練習問題: 記録の冒頭から「heatmap-cell: [291, 131, 310, 151]」を含む行までを、その行も含めて一字一句変えずに書き写しなさい。

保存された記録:
*-*-*

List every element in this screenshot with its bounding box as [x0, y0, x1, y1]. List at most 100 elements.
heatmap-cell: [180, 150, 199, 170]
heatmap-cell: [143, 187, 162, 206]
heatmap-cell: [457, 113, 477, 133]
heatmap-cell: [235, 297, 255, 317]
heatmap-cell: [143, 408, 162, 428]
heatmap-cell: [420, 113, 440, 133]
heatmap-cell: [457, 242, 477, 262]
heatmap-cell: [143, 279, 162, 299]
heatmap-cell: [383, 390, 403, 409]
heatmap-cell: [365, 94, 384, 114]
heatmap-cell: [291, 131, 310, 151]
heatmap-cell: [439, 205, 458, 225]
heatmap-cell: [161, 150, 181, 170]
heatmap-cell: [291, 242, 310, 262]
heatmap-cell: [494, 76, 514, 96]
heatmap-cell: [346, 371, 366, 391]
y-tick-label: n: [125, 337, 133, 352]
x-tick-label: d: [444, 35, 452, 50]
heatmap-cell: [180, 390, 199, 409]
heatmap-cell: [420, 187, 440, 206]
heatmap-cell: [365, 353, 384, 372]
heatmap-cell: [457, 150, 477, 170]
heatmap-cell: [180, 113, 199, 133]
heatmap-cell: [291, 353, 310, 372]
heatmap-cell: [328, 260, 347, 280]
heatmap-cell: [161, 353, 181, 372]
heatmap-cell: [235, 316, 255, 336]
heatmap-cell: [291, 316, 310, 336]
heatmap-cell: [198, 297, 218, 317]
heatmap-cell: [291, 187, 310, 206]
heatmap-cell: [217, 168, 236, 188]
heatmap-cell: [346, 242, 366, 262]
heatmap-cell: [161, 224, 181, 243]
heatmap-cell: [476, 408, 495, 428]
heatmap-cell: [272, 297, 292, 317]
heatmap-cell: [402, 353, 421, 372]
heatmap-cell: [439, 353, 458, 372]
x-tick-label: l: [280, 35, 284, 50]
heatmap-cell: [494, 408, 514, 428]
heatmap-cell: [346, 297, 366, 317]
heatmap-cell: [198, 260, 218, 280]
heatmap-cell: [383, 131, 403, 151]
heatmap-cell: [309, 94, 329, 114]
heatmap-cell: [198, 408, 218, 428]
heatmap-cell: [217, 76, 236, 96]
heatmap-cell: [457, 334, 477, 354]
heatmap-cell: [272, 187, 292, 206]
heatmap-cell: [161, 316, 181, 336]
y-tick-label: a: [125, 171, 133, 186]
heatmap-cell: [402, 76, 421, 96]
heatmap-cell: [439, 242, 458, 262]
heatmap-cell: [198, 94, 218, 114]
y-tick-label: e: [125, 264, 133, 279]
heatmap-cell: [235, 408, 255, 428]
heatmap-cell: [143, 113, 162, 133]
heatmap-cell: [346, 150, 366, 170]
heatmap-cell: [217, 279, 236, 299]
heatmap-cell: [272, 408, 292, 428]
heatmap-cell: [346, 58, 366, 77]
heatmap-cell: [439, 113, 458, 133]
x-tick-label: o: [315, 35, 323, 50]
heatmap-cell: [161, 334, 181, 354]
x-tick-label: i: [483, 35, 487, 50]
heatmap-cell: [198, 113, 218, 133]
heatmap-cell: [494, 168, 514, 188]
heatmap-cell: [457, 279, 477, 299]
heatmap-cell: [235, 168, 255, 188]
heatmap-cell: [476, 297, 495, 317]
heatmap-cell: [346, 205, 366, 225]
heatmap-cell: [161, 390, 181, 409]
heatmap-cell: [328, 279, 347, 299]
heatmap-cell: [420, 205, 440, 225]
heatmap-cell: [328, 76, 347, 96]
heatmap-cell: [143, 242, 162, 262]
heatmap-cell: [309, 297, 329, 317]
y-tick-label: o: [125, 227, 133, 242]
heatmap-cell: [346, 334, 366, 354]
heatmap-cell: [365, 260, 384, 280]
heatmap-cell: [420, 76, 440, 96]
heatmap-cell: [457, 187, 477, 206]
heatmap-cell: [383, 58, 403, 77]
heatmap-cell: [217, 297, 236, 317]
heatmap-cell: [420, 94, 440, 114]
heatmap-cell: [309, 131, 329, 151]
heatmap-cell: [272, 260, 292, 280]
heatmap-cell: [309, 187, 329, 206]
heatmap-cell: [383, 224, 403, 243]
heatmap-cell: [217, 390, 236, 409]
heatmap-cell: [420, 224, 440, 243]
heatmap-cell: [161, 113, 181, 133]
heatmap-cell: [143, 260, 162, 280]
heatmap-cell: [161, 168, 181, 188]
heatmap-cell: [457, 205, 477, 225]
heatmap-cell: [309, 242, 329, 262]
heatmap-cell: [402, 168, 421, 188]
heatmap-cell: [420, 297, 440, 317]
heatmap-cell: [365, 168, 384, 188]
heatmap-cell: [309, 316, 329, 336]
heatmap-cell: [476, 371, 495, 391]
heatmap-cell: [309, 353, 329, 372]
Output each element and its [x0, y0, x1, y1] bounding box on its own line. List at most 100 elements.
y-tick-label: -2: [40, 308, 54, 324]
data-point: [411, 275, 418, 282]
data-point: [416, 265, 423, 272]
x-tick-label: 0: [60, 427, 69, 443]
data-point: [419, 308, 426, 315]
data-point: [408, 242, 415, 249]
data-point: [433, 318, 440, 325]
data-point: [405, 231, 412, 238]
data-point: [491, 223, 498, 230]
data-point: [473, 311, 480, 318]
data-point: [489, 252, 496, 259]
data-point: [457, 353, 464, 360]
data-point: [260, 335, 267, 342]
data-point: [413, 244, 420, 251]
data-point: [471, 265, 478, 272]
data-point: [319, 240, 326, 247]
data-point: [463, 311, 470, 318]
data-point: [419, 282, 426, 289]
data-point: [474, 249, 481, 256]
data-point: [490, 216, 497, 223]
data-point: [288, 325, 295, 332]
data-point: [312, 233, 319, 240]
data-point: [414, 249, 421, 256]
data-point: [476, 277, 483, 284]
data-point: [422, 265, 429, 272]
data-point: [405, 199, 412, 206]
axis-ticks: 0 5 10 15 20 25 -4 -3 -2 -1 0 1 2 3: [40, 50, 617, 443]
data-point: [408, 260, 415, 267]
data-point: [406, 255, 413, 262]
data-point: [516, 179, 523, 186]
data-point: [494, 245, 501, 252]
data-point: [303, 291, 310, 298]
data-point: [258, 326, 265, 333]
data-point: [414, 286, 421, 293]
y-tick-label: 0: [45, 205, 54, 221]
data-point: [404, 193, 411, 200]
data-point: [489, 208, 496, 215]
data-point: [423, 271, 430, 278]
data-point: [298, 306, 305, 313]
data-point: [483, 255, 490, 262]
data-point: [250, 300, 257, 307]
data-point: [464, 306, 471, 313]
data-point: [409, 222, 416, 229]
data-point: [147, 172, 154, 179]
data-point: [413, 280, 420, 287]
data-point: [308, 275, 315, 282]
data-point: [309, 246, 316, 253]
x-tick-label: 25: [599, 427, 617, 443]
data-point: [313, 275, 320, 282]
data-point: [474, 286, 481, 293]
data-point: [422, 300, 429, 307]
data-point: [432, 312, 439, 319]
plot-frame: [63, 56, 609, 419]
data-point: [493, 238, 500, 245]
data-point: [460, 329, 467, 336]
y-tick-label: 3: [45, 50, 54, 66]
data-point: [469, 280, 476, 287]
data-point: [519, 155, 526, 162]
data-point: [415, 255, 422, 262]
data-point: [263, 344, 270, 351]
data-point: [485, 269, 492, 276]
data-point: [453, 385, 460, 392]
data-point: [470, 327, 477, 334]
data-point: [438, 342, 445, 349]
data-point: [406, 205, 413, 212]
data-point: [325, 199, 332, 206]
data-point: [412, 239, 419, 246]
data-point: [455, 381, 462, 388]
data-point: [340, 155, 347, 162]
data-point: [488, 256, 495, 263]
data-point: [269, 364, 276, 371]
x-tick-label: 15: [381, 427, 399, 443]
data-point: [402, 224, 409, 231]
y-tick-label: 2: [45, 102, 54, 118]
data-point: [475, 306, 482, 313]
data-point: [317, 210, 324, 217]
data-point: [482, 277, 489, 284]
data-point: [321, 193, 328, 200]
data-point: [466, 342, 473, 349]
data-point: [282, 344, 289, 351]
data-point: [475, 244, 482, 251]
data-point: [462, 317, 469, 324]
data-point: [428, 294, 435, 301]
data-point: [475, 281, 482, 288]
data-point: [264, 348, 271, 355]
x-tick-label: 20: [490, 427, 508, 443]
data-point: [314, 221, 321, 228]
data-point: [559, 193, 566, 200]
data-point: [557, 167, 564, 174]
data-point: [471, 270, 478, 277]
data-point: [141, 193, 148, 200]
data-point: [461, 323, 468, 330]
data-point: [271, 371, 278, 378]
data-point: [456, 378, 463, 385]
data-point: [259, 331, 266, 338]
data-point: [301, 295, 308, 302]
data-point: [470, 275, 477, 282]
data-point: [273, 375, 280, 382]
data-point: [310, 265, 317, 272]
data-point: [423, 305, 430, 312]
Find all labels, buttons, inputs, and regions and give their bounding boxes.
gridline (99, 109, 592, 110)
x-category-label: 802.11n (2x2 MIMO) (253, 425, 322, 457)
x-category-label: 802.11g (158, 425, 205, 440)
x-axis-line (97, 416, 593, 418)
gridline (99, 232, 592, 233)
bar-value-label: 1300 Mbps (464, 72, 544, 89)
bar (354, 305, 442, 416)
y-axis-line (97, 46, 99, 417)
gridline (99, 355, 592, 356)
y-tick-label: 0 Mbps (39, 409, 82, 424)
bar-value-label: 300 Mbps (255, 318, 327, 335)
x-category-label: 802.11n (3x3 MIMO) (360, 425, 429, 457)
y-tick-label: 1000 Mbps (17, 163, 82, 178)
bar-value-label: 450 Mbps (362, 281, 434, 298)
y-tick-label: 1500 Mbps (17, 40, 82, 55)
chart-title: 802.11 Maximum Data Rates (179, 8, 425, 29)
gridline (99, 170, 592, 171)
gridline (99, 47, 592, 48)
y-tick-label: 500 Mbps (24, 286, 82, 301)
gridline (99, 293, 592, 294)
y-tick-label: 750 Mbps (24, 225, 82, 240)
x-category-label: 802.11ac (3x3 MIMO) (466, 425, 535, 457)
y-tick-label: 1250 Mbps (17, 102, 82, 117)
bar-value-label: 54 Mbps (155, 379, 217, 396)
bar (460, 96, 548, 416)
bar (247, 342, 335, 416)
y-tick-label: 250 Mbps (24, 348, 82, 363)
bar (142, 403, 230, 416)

*-*-*

解答:
List every element in this screenshot with its bounding box as [x0, y0, x1, y1]. List at most 100 elements.
heatmap-cell: [180, 150, 199, 170]
heatmap-cell: [143, 187, 162, 206]
heatmap-cell: [457, 113, 477, 133]
heatmap-cell: [235, 297, 255, 317]
heatmap-cell: [143, 408, 162, 428]
heatmap-cell: [420, 113, 440, 133]
heatmap-cell: [457, 242, 477, 262]
heatmap-cell: [143, 279, 162, 299]
heatmap-cell: [383, 390, 403, 409]
heatmap-cell: [365, 94, 384, 114]
heatmap-cell: [291, 131, 310, 151]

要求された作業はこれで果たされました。